Saved data entries
----------------

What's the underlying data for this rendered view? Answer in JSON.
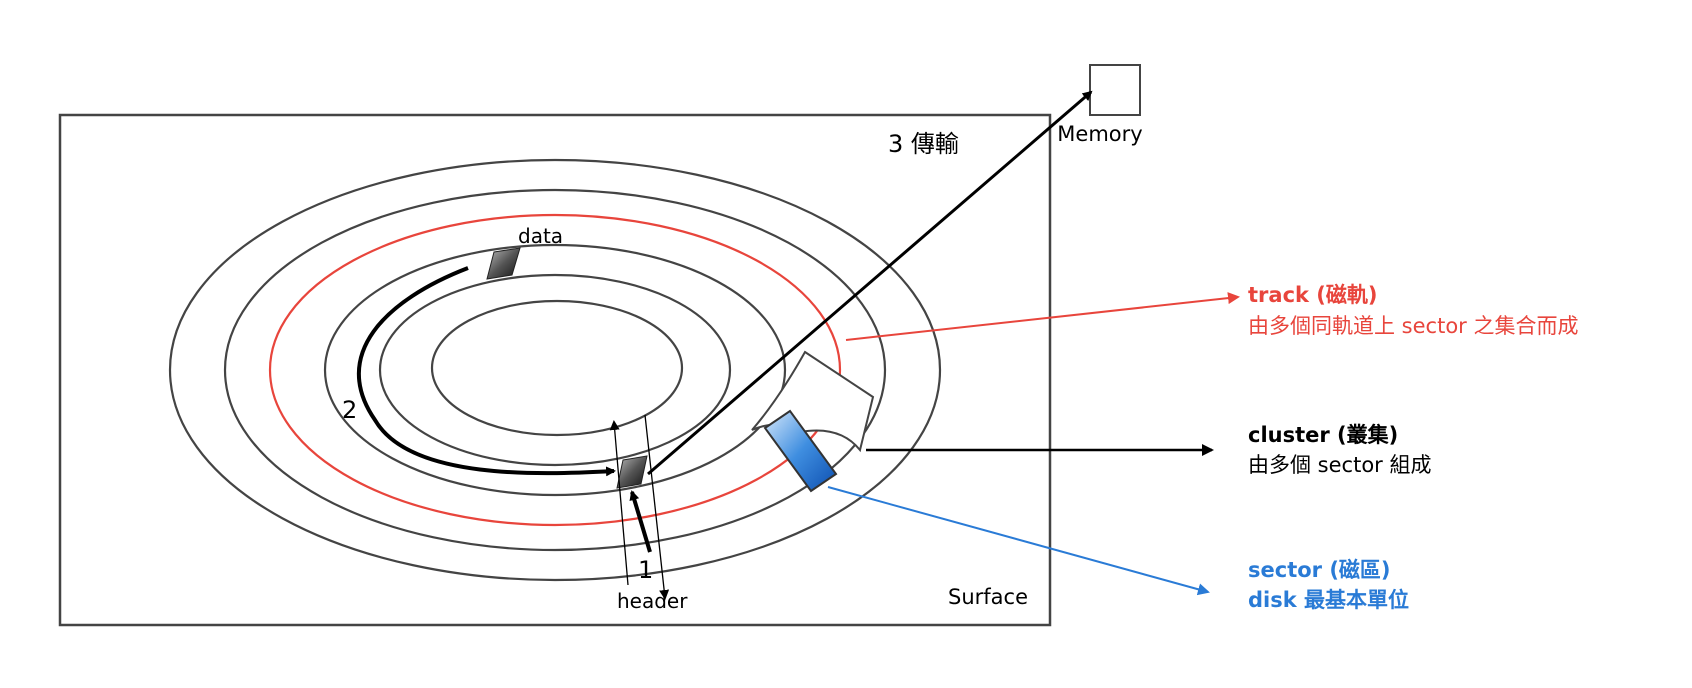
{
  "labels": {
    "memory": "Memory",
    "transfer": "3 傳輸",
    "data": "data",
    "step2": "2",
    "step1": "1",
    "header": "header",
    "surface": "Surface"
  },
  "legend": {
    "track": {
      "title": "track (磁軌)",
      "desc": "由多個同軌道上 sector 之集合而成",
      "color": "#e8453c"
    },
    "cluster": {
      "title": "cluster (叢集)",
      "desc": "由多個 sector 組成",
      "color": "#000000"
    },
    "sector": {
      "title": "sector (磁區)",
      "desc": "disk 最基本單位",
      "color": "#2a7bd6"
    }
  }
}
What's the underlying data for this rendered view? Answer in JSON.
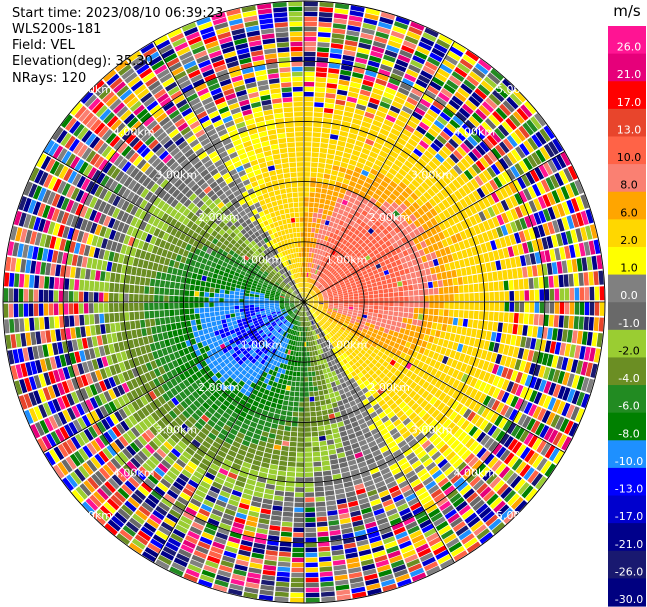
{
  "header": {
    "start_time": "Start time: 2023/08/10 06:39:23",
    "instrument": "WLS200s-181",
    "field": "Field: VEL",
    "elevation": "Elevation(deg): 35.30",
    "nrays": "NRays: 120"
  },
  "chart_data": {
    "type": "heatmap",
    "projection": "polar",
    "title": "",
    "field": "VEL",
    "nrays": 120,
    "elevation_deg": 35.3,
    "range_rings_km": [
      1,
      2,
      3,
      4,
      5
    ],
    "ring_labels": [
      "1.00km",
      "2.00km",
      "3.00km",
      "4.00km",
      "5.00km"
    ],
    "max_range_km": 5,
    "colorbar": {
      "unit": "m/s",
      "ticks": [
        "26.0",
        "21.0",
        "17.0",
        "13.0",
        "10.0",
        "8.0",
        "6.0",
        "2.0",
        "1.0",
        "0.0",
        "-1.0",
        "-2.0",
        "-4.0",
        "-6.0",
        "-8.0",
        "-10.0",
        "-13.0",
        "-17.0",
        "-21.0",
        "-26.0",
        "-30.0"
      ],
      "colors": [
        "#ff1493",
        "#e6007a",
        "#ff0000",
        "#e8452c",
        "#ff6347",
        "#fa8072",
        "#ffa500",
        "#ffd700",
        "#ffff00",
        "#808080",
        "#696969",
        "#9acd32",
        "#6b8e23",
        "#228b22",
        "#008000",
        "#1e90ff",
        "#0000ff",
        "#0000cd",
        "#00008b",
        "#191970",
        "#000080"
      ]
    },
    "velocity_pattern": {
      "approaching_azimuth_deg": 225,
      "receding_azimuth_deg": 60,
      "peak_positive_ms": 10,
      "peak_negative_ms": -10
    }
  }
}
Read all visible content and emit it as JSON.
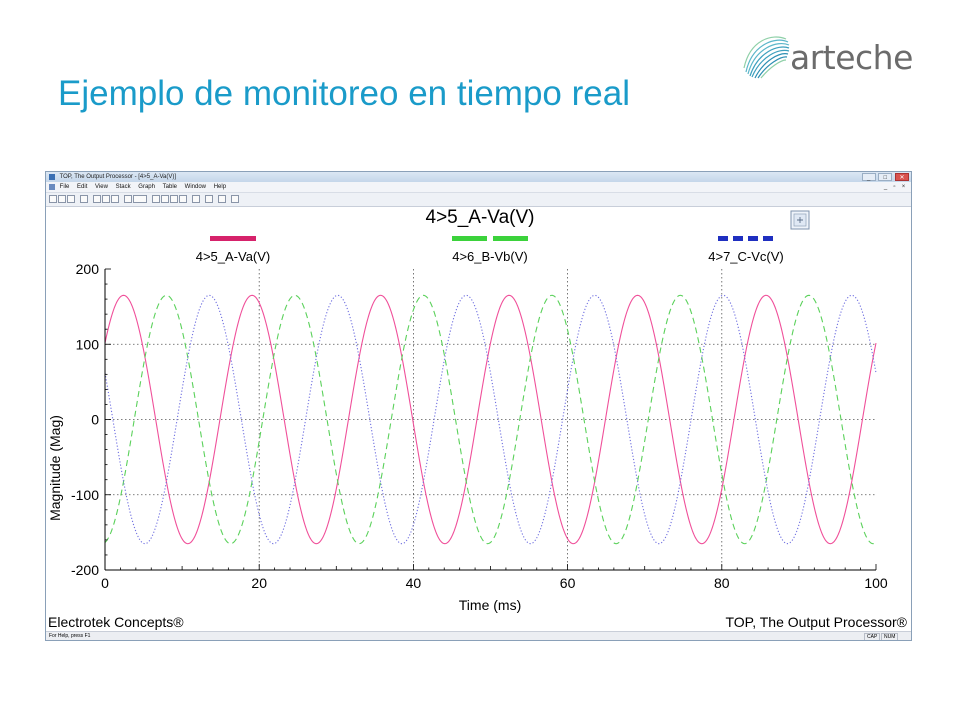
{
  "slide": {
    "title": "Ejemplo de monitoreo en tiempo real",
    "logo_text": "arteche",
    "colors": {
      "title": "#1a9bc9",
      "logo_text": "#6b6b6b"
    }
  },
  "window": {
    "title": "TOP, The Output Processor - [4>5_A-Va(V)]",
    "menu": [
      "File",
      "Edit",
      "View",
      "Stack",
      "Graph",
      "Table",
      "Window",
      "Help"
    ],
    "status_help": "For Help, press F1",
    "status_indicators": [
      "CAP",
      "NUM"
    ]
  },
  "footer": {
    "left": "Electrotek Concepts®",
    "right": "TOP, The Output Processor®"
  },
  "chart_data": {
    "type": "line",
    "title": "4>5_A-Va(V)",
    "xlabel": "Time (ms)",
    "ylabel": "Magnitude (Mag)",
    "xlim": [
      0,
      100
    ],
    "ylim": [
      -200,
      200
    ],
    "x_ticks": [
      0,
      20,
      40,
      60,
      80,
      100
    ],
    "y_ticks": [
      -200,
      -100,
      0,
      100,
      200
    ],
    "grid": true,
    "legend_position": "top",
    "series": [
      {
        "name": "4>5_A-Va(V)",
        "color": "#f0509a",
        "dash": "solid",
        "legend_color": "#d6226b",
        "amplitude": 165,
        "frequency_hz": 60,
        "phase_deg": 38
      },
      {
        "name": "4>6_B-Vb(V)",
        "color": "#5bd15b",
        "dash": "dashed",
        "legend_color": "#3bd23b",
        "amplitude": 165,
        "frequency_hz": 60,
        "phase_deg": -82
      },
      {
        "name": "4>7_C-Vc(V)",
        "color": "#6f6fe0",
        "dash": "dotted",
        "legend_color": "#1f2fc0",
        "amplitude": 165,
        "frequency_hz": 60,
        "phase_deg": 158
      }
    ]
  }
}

----------------

- REQUIREMENTS: Copy every line in the records above that contains the word "desc".

- COMPLETE RESPONSE:
      "desc": "由多個同軌道上 sector 之集合而成",
      "desc": "由多個 sector 組成",
      "desc": "disk 最基本單位",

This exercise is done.